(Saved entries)
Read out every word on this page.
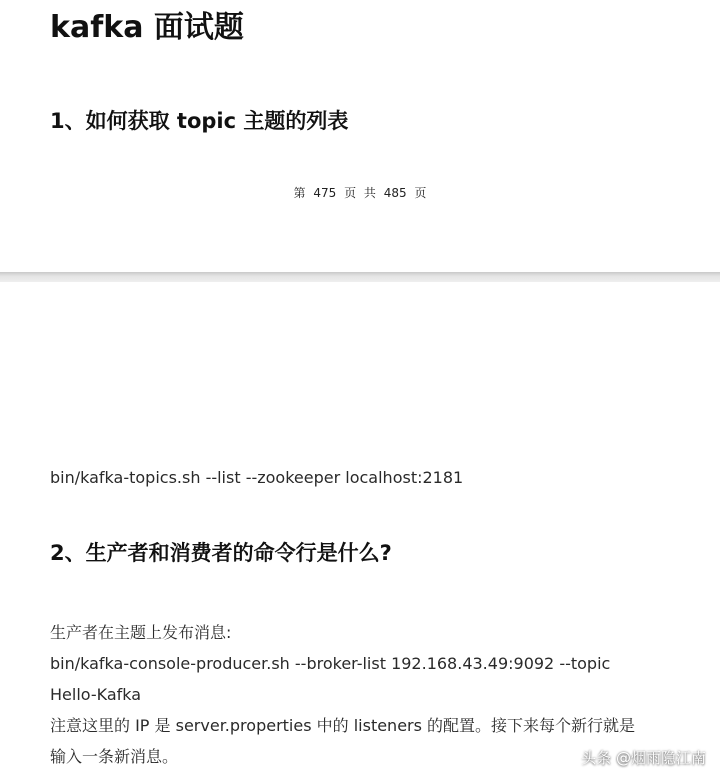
kafka 面试题
1、如何获取 topic 主题的列表
第 475 页 共 485 页

bin/kafka-topics.sh --list --zookeeper localhost:2181

2、生产者和消费者的命令行是什么?

生产者在主题上发布消息:

bin/kafka-console-producer.sh --broker-list 192.168.43.49:9092 --topic

Hello-Kafka

注意这里的 IP 是 server.properties 中的 listeners 的配置。接下来每个新行就是

输入一条新消息。	头条 @烟雨隐江南
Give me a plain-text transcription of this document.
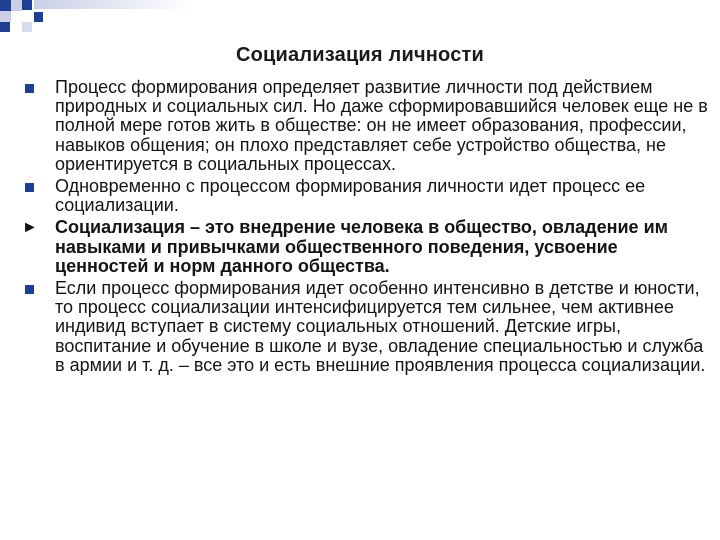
Социализация личности
Процесс формирования определяет развитие личности под действием природных и социальных сил. Но даже сформировавшийся человек еще не в полной мере готов жить в обществе: он не имеет образования, профессии, навыков общения; он плохо представляет себе устройство общества, не ориентируется в социальных процессах.
Одновременно с процессом формирования личности идет процесс ее социализации.
► Социализация – это внедрение человека в общество, овладение им навыками и привычками общественного поведения, усвоение ценностей и норм данного общества.
Если процесс формирования идет особенно интенсивно в детстве и юности, то процесс социализации интенсифицируется тем сильнее, чем активнее индивид вступает в систему социальных отношений. Детские игры, воспитание и обучение в школе и вузе, овладение специальностью и служба в армии и т. д. – все это и есть внешние проявления процесса социализации.
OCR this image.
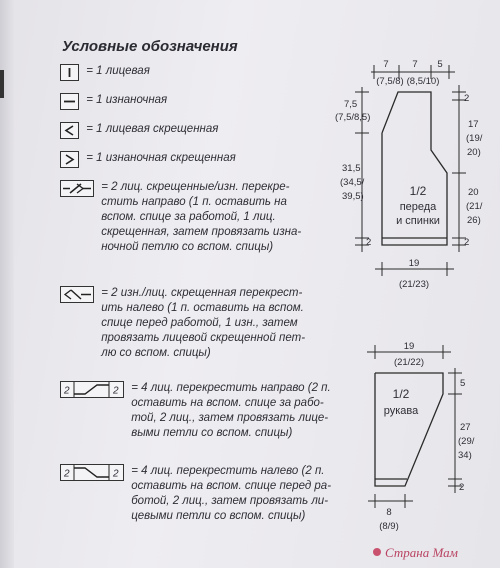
Условные обозначения

= 1 лицевая

= 1 изнаночная

= 1 лицевая скрещенная

= 1 изнаночная скрещенная

= 2 лиц. скрещенные/изн. перекре-
стить направо (1 п. оставить на
вспом. спице за работой, 1 лиц.
скрещенная, затем провязать изна-
ночной петлю со вспом. спицы)

= 2 изн./лиц. скрещенная перекрест-
ить налево (1 п. оставить на вспом.
спице перед работой, 1 изн., затем
провязать лицевой скрещенной пет-
лю со вспом. спицы)
2	2
= 4 лиц. перекрестить направо (2 п.
оставить на вспом. спице за рабо-
той, 2 лиц., затем провязать лице-
выми петли со вспом. спицы)
2	2
= 4 лиц. перекрестить налево (2 п.
оставить на вспом. спице перед ра-
ботой, 2 лиц., затем провязать ли-
цевыми петли со вспом. спицы)
7 7 5
(7,5/8) (8,5/10)
7,5
(7,5/8,5)
31,5
(34,5/
39,5)
2
2
17
(19/
20)
20
(21/
26)
2
19
(21/23)
1/2
переда
и спинки
19
(21/22)
5
27
(29/
34)
2
8
(8/9)
1/2
рукава
Страна Мам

> EXERCISE INSTRUCTIONS
From the entries above, copy every line containing the word "спицы".

> ANSWER TO THE PROBLEM
ночной петлю со вспом. спицы)
лю со вспом. спицы)
выми петли со вспом. спицы)
цевыми петли со вспом. спицы)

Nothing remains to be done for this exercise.